### What the task requires
Compute how many lines in the entries below contain "JSON", and output nothing but the number.

(Stored data)
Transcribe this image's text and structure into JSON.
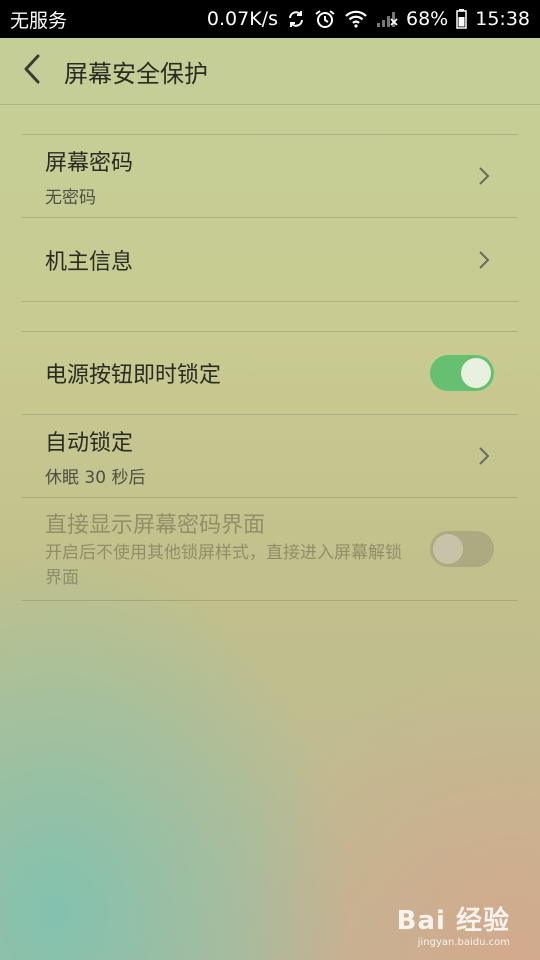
{
  "status_bar": {
    "carrier": "无服务",
    "speed": "0.07K/s",
    "battery": "68%",
    "time": "15:38",
    "icons": [
      "sync-icon",
      "alarm-icon",
      "wifi-icon",
      "signal-icon"
    ]
  },
  "header": {
    "title": "屏幕安全保护",
    "back_icon": "back-arrow-icon"
  },
  "group1": {
    "screen_password": {
      "title": "屏幕密码",
      "subtitle": "无密码"
    },
    "owner_info": {
      "title": "机主信息"
    }
  },
  "group2": {
    "power_lock": {
      "title": "电源按钮即时锁定",
      "enabled": true
    },
    "auto_lock": {
      "title": "自动锁定",
      "subtitle": "休眠 30 秒后"
    },
    "direct_password": {
      "title": "直接显示屏幕密码界面",
      "subtitle": "开启后不使用其他锁屏样式，直接进入屏幕解锁界面",
      "enabled": false,
      "disabled": true
    }
  },
  "colors": {
    "toggle_on": "#67c072",
    "status_bar_bg": "#000000"
  },
  "watermark": {
    "brand": "Bai 经验",
    "url": "jingyan.baidu.com"
  }
}
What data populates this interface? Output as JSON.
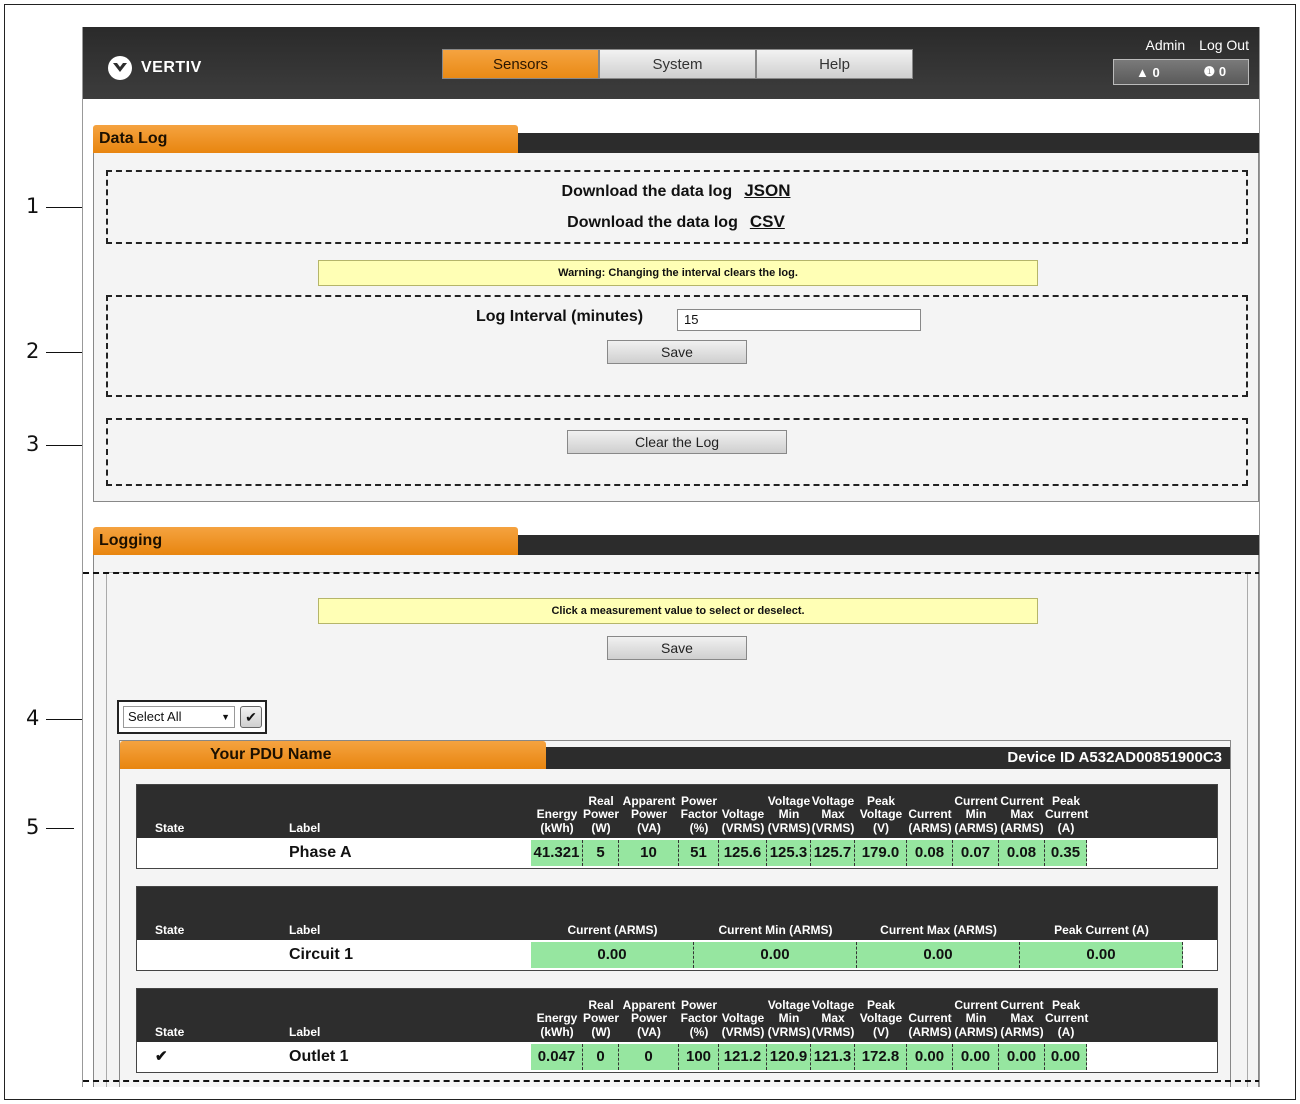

### Response to the task
2